**Exercise objective:**
Lift every line from the entries that includes the word "JSON".

**Material to process:**

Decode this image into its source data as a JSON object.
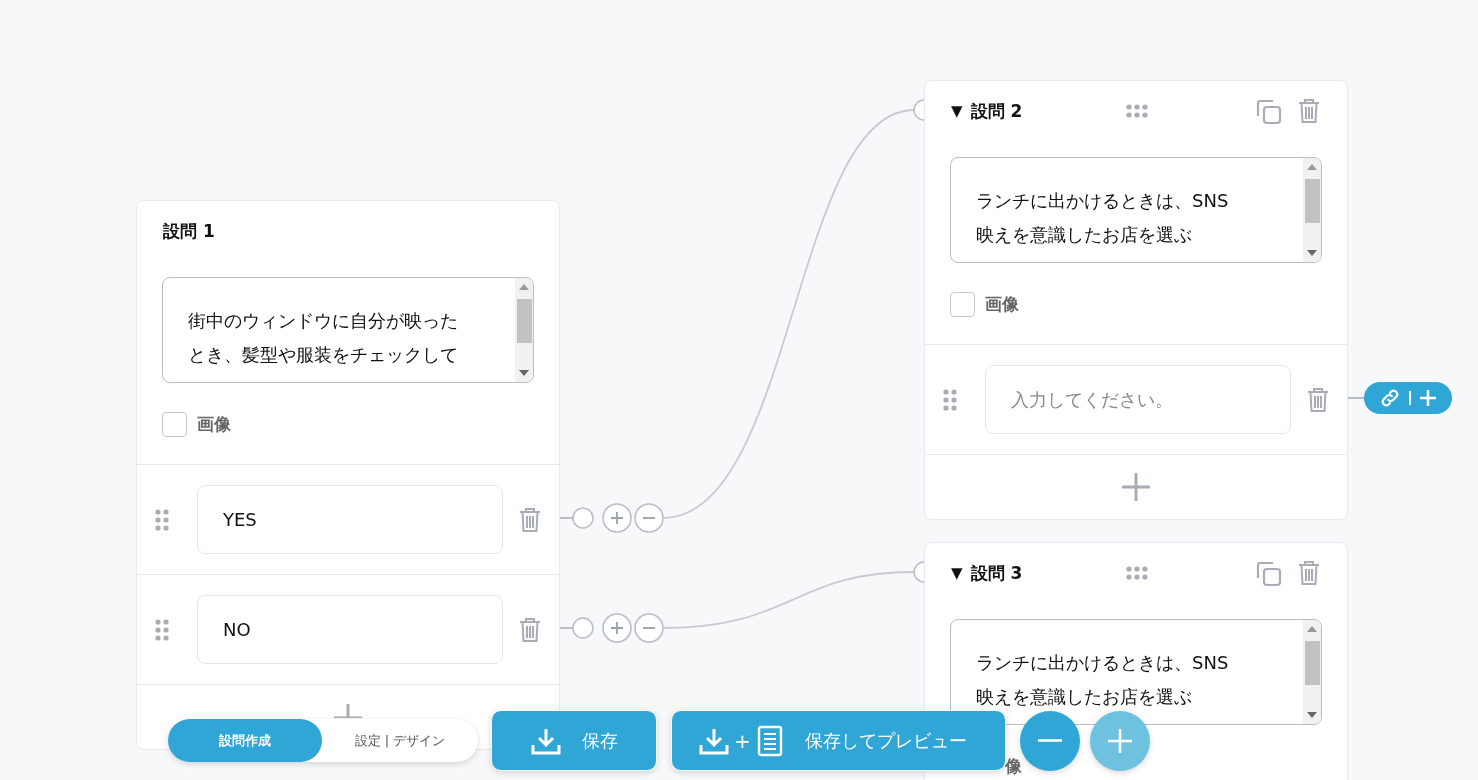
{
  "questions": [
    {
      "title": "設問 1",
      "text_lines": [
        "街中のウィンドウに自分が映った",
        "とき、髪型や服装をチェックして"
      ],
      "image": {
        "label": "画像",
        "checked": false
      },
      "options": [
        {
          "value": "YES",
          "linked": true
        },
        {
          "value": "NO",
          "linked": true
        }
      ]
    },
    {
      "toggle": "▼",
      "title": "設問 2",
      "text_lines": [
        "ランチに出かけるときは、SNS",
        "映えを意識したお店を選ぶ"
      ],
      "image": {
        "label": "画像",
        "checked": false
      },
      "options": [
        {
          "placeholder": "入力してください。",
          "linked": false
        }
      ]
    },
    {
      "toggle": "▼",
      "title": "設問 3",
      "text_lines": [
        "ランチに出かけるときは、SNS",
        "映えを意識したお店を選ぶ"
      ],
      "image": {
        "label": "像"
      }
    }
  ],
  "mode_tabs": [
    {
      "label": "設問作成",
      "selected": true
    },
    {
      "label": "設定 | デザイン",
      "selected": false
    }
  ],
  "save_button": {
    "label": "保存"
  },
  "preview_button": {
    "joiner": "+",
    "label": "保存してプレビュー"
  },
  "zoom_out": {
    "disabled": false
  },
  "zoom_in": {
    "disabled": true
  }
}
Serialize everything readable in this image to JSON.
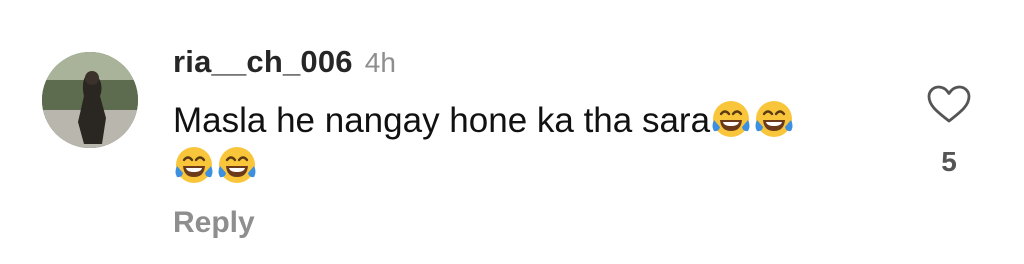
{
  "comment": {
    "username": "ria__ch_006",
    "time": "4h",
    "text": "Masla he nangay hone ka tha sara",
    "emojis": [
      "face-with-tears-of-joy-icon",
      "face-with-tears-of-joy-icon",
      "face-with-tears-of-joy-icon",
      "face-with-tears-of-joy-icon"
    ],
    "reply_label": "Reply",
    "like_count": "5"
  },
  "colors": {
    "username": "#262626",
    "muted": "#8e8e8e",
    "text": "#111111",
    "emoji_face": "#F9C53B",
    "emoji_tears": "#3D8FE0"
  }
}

**The answer:**
Decode this image into its source data as a JSON object.
Serialize everything readable in this image to JSON.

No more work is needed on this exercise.